------ Recorded information ------
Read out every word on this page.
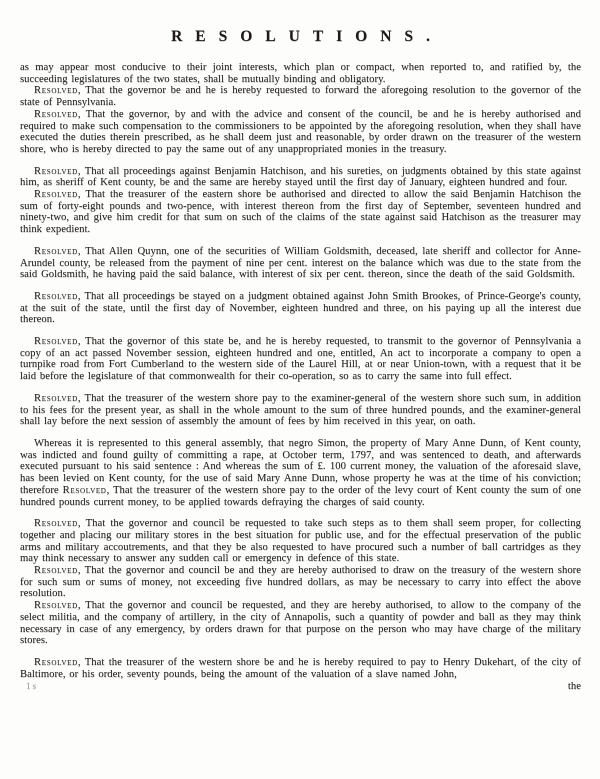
RESOLUTIONS.

as may appear most conducive to their joint interests, which plan or compact, when reported to, and ratified by, the succeeding legislatures of the two states, shall be mutually binding and obligatory.

Resolved, That the governor be and he is hereby requested to forward the aforegoing resolution to the governor of the state of Pennsylvania.

Resolved, That the governor, by and with the advice and consent of the council, be and he is hereby authorised and required to make such compensation to the commissioners to be appointed by the aforegoing resolution, when they shall have executed the duties therein prescribed, as he shall deem just and reasonable, by order drawn on the treasurer of the western shore, who is hereby directed to pay the same out of any unappropriated monies in the treasury.

Resolved, That all proceedings against Benjamin Hatchison, and his sureties, on judgments obtained by this state against him, as sheriff of Kent county, be and the same are hereby stayed until the first day of January, eighteen hundred and four.

Resolved, That the treasurer of the eastern shore be authorised and directed to allow the said Benjamin Hatchison the sum of forty-eight pounds and two-pence, with interest thereon from the first day of September, seventeen hundred and ninety-two, and give him credit for that sum on such of the claims of the state against said Hatchison as the treasurer may think expedient.

Resolved, That Allen Quynn, one of the securities of William Goldsmith, deceased, late sheriff and collector for Anne-Arundel county, be released from the payment of nine per cent. interest on the balance which was due to the state from the said Goldsmith, he having paid the said balance, with interest of six per cent. thereon, since the death of the said Goldsmith.

Resolved, That all proceedings be stayed on a judgment obtained against John Smith Brookes, of Prince-George's county, at the suit of the state, until the first day of November, eighteen hundred and three, on his paying up all the interest due thereon.

Resolved, That the governor of this state be, and he is hereby requested, to transmit to the governor of Pennsylvania a copy of an act passed November session, eighteen hundred and one, entitled, An act to incorporate a company to open a turnpike road from Fort Cumberland to the western side of the Laurel Hill, at or near Union-town, with a request that it be laid before the legislature of that commonwealth for their co-operation, so as to carry the same into full effect.

Resolved, That the treasurer of the western shore pay to the examiner-general of the western shore such sum, in addition to his fees for the present year, as shall in the whole amount to the sum of three hundred pounds, and the examiner-general shall lay before the next session of assembly the amount of fees by him received in this year, on oath.

Whereas it is represented to this general assembly, that negro Simon, the property of Mary Anne Dunn, of Kent county, was indicted and found guilty of committing a rape, at October term, 1797, and was sentenced to death, and afterwards executed pursuant to his said sentence : And whereas the sum of £. 100 current money, the valuation of the aforesaid slave, has been levied on Kent county, for the use of said Mary Anne Dunn, whose property he was at the time of his conviction; therefore Resolved, That the treasurer of the western shore pay to the order of the levy court of Kent county the sum of one hundred pounds current money, to be applied towards defraying the charges of said county.

Resolved, That the governor and council be requested to take such steps as to them shall seem proper, for collecting together and placing our military stores in the best situation for public use, and for the effectual preservation of the public arms and military accoutrements, and that they be also requested to have procured such a number of ball cartridges as they may think necessary to answer any sudden call or emergency in defence of this state.

Resolved, That the governor and council be and they are hereby authorised to draw on the treasury of the western shore for such sum or sums of money, not exceeding five hundred dollars, as may be necessary to carry into effect the above resolution.

Resolved, That the governor and council be requested, and they are hereby authorised, to allow to the company of the select militia, and the company of artillery, in the city of Annapolis, such a quantity of powder and ball as they may think necessary in case of any emergency, by orders drawn for that purpose on the person who may have charge of the military stores.

Resolved, That the treasurer of the western shore be and he is hereby required to pay to Henry Dukehart, of the city of Baltimore, or his order, seventy pounds, being the amount of the valuation of a slave named John,

1s	the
------
Exercise task: Extract each line holding the word "aforegoing" from the records.

Full solution:
Resolved, That the governor be and he is hereby requested to forward the aforegoing resolution to the governor of the state of Pennsylvania.
Resolved, That the governor, by and with the advice and consent of the council, be and he is hereby authorised and required to make such compensation to the commissioners to be appointed by the aforegoing resolution, when they shall have executed the duties therein prescribed, as he shall deem just and reasonable, by order drawn on the treasurer of the western shore, who is hereby directed to pay the same out of any unappropriated monies in the treasury.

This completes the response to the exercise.